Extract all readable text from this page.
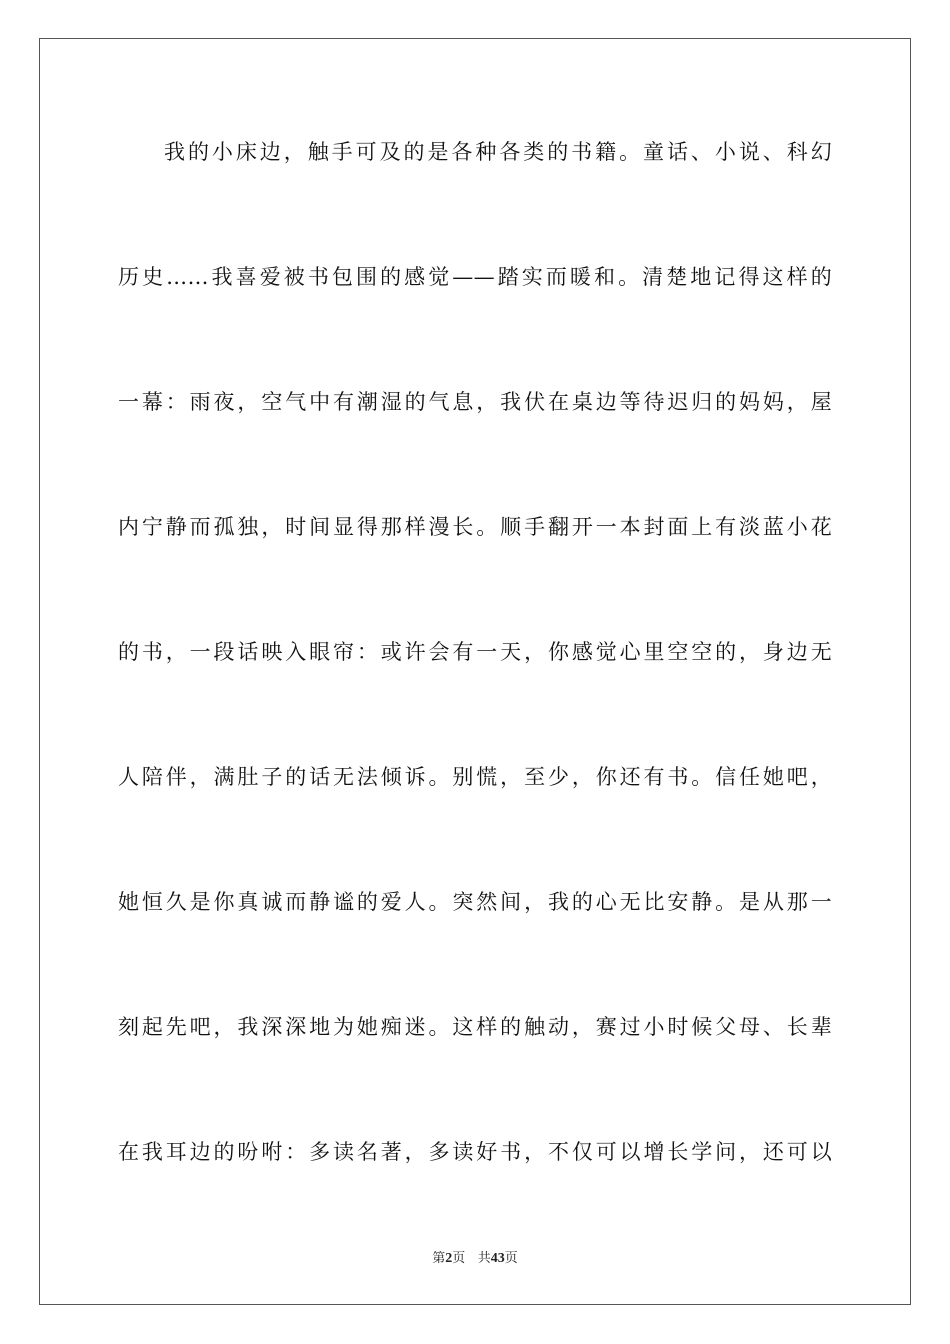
我的小床边，触手可及的是各种各类的书籍。童话、小说、科幻
历史……我喜爱被书包围的感觉——踏实而暖和。清楚地记得这样的
一幕：雨夜，空气中有潮湿的气息，我伏在桌边等待迟归的妈妈，屋
内宁静而孤独，时间显得那样漫长。顺手翻开一本封面上有淡蓝小花
的书，一段话映入眼帘：或许会有一天，你感觉心里空空的，身边无
人陪伴，满肚子的话无法倾诉。别慌，至少，你还有书。信任她吧，
她恒久是你真诚而静谧的爱人。突然间，我的心无比安静。是从那一
刻起先吧，我深深地为她痴迷。这样的触动，赛过小时候父母、长辈
在我耳边的吩咐：多读名著，多读好书，不仅可以增长学问，还可以
第2页 共43页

* * *

Extract the text of all the records above verbatim, excluding pictures.

Task output >>
Extract all readable text from this page.
我的小床边，触手可及的是各种各类的书籍。童话、小说、科幻
历史……我喜爱被书包围的感觉——踏实而暖和。清楚地记得这样的
一幕：雨夜，空气中有潮湿的气息，我伏在桌边等待迟归的妈妈，屋
内宁静而孤独，时间显得那样漫长。顺手翻开一本封面上有淡蓝小花
的书，一段话映入眼帘：或许会有一天，你感觉心里空空的，身边无
人陪伴，满肚子的话无法倾诉。别慌，至少，你还有书。信任她吧，
她恒久是你真诚而静谧的爱人。突然间，我的心无比安静。是从那一
刻起先吧，我深深地为她痴迷。这样的触动，赛过小时候父母、长辈
在我耳边的吩咐：多读名著，多读好书，不仅可以增长学问，还可以
第2页 共43页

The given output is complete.